--- Start MATERIAL SUPPLIED ---
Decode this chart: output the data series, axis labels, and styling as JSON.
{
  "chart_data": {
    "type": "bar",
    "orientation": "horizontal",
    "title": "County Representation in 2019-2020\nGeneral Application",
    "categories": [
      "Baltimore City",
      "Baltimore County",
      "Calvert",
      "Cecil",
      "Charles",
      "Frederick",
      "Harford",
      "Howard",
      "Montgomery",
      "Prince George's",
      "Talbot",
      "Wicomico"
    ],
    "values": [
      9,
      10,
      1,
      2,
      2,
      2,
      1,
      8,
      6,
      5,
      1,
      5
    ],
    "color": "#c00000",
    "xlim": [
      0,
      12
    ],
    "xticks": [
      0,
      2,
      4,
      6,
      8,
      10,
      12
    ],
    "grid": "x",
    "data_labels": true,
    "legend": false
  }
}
--- End MATERIAL SUPPLIED ---
Return every entry verbatim.

• SOLUTION FOR THIS EXERCISE:
Decode this chart: output the data series, axis labels, and styling as JSON.
{
  "chart_data": {
    "type": "bar",
    "orientation": "horizontal",
    "title": "County Representation in 2019-2020\nGeneral Application",
    "categories": [
      "Baltimore City",
      "Baltimore County",
      "Calvert",
      "Cecil",
      "Charles",
      "Frederick",
      "Harford",
      "Howard",
      "Montgomery",
      "Prince George's",
      "Talbot",
      "Wicomico"
    ],
    "values": [
      9,
      10,
      1,
      2,
      2,
      2,
      1,
      8,
      6,
      5,
      1,
      5
    ],
    "color": "#c00000",
    "xlim": [
      0,
      12
    ],
    "xticks": [
      0,
      2,
      4,
      6,
      8,
      10,
      12
    ],
    "grid": "x",
    "data_labels": true,
    "legend": false
  }
}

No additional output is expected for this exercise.